◆ PROBLEM DETAILS
Within the records that follow, find every line containing the string "Manuel". Copy those lines.
** Start ROWS **
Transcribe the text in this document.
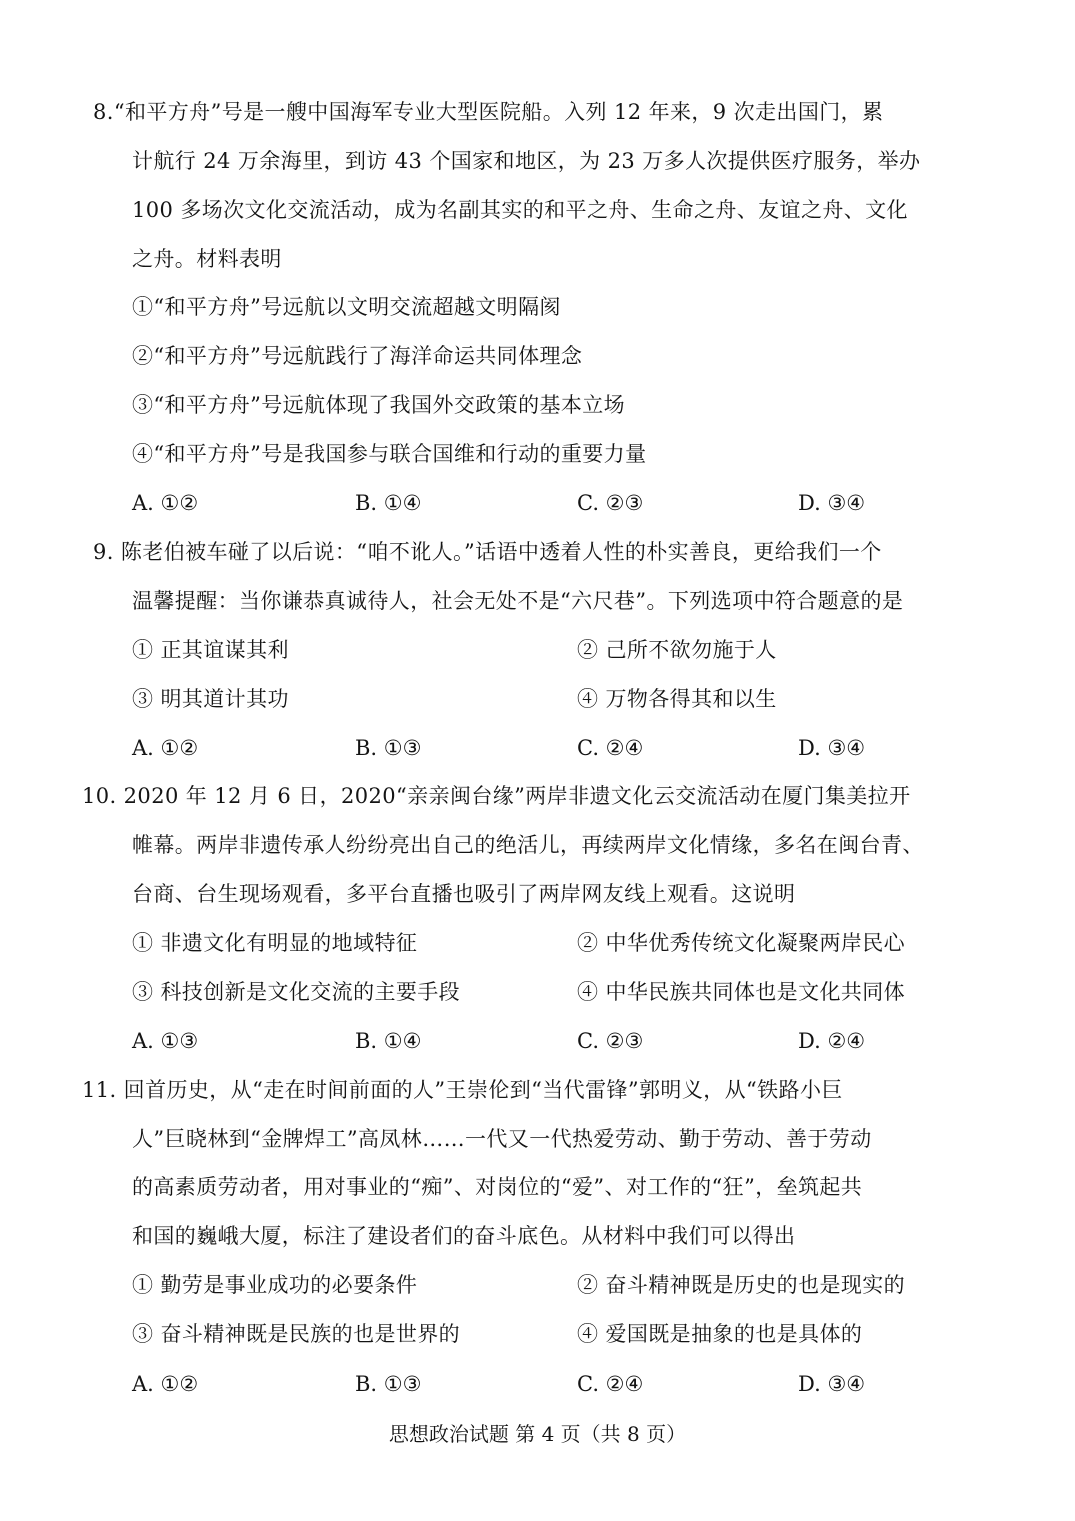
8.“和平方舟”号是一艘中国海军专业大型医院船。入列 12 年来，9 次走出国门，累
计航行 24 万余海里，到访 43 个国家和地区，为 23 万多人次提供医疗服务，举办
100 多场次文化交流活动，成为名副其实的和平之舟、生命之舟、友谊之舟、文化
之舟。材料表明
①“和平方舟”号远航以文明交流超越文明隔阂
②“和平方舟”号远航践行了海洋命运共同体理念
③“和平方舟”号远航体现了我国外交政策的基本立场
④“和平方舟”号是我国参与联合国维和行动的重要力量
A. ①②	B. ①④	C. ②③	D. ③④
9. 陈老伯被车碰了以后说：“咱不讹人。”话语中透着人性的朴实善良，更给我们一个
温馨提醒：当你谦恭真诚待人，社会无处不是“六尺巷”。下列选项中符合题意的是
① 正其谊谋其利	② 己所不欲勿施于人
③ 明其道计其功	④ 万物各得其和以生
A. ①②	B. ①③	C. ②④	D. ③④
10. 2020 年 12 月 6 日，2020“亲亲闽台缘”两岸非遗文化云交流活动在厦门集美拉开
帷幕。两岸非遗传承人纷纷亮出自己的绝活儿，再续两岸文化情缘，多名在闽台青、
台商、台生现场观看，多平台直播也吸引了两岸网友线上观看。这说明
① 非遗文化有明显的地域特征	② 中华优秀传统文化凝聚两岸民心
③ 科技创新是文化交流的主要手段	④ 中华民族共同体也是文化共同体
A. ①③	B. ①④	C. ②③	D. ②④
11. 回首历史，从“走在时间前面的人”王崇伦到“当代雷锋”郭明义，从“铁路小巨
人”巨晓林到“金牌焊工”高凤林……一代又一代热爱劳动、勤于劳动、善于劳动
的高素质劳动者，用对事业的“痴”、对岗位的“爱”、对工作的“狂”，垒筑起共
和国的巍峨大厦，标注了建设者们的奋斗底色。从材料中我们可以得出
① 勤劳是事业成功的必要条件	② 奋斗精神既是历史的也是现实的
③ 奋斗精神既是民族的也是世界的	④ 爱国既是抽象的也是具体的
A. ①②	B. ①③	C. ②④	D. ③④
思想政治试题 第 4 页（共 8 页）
** End ROWS **
** Start ROWS **
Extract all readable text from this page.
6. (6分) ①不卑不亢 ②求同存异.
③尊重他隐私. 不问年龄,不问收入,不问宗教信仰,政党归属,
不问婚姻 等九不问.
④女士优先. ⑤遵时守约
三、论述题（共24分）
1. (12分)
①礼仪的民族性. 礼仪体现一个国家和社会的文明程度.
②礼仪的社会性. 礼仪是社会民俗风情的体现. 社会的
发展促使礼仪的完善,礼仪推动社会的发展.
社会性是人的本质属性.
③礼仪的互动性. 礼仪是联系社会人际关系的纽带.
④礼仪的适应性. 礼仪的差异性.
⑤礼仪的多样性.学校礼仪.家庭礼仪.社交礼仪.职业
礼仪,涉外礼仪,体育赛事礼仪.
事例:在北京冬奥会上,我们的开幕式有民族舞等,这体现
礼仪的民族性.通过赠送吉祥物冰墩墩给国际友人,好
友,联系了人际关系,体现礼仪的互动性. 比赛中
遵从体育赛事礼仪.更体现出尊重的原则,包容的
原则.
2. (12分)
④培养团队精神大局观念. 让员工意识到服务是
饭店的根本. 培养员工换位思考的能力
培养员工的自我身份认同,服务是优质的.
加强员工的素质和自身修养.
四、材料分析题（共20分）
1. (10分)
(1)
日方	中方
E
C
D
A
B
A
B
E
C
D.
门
** End ROWS **
** Start ROWS **
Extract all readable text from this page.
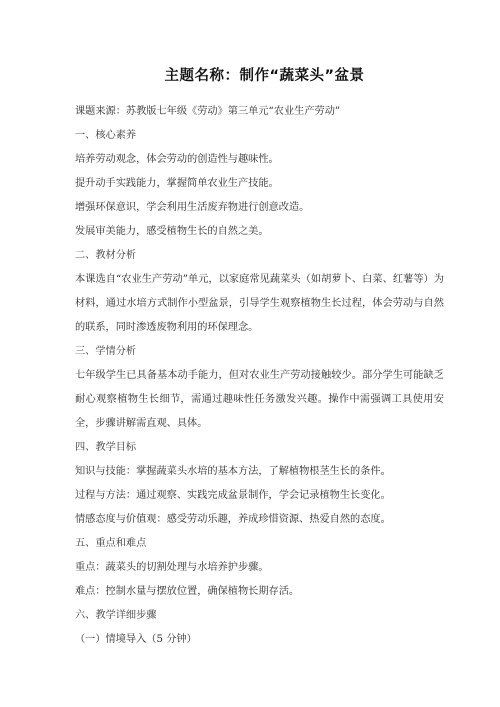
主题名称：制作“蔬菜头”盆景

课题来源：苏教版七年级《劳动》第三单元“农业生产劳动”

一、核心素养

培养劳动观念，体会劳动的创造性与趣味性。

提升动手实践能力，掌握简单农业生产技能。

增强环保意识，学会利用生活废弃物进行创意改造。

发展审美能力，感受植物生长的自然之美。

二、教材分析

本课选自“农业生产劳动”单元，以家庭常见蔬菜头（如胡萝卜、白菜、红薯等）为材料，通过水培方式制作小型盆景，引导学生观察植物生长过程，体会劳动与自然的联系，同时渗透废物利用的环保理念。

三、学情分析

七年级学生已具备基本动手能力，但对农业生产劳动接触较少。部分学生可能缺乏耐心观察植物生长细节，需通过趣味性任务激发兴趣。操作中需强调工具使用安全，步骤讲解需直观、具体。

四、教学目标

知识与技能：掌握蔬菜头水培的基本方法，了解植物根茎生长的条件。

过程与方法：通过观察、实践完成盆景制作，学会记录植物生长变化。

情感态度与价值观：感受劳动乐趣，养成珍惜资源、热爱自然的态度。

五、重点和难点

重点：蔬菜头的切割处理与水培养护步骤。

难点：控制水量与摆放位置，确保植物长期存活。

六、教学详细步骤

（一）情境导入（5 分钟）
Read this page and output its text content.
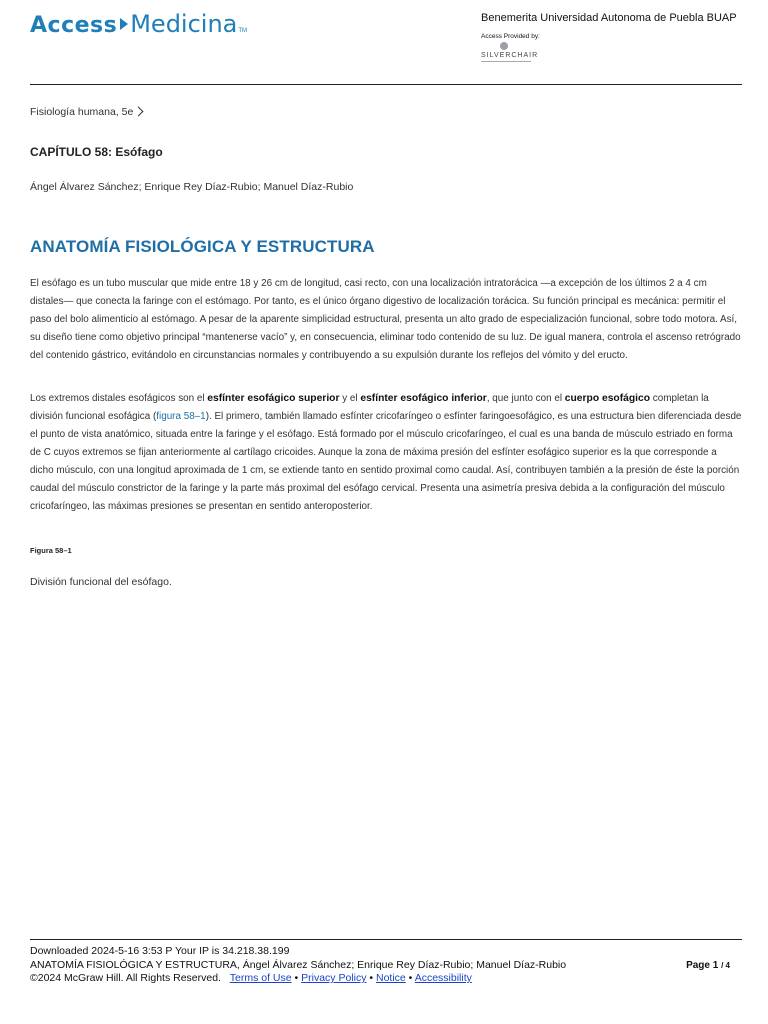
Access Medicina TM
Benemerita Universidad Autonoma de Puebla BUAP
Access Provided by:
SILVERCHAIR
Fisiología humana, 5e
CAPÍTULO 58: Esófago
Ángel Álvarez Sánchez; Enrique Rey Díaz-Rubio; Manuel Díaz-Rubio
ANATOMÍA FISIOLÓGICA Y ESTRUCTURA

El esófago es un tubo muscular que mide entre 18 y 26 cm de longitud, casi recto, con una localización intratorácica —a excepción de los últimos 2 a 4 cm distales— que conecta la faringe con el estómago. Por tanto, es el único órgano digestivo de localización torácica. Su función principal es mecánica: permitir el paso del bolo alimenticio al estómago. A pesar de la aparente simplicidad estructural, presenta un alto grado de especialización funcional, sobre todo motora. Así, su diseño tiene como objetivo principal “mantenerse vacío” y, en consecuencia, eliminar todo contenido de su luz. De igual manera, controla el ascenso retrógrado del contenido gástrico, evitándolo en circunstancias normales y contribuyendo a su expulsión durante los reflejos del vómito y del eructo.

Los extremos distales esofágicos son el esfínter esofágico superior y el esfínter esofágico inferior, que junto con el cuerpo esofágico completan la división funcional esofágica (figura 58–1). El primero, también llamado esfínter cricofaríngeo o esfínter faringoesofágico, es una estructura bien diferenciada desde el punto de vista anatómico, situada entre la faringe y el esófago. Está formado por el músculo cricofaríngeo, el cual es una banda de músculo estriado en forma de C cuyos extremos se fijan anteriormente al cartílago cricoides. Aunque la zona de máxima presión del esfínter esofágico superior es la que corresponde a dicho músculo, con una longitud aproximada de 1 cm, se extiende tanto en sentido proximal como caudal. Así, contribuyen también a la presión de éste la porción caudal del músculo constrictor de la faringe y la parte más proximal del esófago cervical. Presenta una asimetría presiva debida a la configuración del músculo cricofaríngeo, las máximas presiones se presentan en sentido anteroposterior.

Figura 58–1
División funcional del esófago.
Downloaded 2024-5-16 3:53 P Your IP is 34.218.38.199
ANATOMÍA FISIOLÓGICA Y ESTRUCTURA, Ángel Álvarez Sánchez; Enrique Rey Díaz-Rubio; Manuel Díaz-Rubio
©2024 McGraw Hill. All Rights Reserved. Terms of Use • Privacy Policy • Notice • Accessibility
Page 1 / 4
** End ROWS **
◆ COMPLETED EXERCISE
Ángel Álvarez Sánchez; Enrique Rey Díaz-Rubio; Manuel Díaz-Rubio
ANATOMÍA FISIOLÓGICA Y ESTRUCTURA, Ángel Álvarez Sánchez; Enrique Rey Díaz-Rubio; Manuel Díaz-Rubio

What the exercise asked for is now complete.